**** Exercise input ****

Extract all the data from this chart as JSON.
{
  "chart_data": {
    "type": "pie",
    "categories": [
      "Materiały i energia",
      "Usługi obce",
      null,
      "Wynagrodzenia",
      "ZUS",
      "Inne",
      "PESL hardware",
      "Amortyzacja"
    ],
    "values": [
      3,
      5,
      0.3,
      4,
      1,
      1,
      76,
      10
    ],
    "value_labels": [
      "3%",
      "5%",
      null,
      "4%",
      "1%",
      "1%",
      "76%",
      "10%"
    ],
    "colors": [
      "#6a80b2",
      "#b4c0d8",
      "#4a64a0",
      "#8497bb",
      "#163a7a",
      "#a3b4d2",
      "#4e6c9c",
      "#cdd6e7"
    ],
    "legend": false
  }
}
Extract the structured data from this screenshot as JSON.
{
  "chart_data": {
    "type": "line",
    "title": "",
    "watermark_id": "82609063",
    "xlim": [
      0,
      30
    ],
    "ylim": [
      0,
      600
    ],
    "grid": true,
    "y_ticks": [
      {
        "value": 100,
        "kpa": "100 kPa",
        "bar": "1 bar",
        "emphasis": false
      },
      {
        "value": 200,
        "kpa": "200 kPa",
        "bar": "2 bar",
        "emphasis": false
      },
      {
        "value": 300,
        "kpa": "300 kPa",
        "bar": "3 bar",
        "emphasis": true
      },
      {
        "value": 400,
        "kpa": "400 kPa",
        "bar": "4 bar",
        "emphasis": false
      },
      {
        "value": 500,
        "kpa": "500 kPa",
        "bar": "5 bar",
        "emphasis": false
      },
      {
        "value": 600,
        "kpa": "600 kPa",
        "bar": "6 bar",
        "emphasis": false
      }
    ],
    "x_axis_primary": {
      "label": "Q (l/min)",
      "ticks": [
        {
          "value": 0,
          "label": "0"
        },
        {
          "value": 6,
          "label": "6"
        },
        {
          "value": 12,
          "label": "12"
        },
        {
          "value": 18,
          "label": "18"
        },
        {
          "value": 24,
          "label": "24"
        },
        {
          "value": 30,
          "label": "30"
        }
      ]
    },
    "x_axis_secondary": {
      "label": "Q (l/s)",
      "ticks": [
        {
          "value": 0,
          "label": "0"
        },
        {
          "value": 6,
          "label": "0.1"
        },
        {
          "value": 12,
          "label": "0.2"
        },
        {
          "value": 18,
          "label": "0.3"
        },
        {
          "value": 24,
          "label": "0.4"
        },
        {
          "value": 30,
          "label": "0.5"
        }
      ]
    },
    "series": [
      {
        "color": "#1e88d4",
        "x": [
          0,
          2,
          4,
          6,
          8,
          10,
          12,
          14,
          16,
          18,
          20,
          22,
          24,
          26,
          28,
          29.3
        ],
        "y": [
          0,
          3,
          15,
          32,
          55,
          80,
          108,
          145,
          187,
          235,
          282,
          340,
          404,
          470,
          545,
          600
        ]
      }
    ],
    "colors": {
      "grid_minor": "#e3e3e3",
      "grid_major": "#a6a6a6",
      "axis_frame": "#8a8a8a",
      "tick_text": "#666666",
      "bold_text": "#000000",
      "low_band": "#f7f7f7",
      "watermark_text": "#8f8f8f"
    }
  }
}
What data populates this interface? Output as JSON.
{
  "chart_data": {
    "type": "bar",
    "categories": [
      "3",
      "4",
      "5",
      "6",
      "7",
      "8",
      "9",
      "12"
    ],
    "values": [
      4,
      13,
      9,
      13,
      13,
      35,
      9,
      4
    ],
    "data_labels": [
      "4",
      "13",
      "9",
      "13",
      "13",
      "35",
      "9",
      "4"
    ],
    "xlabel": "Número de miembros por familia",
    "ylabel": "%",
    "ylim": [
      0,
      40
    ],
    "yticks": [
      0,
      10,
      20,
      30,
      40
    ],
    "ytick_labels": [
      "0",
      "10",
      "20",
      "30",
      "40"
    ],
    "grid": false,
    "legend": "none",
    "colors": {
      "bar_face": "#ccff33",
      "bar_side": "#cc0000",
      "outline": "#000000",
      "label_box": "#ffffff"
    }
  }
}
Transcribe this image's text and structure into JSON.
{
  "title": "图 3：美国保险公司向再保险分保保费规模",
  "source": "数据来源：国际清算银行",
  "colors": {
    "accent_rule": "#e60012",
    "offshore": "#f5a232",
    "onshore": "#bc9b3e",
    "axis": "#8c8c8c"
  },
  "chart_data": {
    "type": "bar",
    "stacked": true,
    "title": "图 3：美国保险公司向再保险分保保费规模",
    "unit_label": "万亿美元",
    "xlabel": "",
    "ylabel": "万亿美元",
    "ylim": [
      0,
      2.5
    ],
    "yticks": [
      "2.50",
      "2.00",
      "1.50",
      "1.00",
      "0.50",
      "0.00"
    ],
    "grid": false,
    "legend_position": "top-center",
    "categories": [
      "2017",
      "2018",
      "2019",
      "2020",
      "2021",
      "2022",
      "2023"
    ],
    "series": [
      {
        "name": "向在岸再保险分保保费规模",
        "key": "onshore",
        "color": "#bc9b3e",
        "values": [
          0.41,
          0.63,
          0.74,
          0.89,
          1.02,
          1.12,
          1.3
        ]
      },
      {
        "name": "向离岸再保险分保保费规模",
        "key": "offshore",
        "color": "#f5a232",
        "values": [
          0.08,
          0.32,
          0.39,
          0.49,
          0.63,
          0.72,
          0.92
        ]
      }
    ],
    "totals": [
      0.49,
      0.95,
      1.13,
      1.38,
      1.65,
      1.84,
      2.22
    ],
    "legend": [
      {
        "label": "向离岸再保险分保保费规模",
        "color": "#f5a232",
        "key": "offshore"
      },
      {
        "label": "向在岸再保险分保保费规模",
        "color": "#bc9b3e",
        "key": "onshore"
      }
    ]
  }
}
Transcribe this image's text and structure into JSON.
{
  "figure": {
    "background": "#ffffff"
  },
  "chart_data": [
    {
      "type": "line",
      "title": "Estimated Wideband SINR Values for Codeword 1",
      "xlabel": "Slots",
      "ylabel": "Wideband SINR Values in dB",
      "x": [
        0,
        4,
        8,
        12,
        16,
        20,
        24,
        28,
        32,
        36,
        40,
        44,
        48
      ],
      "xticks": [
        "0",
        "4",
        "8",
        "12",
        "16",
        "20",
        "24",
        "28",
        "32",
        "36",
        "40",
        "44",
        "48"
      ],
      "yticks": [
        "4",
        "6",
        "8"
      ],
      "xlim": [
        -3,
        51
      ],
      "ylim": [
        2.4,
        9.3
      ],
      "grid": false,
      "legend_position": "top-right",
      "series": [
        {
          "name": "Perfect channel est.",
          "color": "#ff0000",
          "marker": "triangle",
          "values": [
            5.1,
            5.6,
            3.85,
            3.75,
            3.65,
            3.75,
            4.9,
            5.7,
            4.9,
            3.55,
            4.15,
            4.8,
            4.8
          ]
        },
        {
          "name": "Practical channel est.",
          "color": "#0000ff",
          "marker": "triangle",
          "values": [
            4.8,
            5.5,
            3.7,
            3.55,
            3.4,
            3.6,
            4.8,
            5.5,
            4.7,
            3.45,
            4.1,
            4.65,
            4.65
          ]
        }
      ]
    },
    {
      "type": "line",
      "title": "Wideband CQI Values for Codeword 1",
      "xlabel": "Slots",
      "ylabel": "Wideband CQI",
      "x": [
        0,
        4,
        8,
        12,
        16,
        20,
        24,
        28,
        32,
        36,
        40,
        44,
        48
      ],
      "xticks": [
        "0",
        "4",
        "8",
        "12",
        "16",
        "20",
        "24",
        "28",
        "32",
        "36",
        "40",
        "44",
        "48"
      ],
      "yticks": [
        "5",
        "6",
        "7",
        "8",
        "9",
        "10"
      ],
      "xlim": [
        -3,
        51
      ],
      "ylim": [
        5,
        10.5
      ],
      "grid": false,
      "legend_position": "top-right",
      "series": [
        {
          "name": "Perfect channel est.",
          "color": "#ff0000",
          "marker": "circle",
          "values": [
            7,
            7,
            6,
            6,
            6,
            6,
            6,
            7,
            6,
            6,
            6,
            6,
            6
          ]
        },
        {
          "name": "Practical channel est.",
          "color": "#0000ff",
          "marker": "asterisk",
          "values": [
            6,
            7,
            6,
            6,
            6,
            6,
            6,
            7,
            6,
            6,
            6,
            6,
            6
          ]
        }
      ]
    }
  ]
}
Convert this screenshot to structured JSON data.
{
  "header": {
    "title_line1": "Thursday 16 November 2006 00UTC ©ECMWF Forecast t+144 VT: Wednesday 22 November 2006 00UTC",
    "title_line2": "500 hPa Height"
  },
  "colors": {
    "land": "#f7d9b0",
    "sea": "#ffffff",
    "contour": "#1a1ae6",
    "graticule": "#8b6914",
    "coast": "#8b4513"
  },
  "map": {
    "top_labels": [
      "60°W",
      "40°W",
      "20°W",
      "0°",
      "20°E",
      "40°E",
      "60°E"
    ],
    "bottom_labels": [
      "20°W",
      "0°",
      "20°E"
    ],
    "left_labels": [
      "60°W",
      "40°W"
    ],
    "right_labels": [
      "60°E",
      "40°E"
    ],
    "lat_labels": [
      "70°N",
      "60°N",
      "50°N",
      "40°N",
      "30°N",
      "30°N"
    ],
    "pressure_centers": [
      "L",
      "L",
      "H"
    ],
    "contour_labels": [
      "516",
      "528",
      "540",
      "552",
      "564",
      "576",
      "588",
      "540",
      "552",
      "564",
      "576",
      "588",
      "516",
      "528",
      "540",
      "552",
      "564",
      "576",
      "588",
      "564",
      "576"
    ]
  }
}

****

- Given request:
Filter lines by "SINR" and return each hit.

- Expected answer:
      "title": "Estimated Wideband SINR Values for Codeword 1",
      "ylabel": "Wideband SINR Values in dB",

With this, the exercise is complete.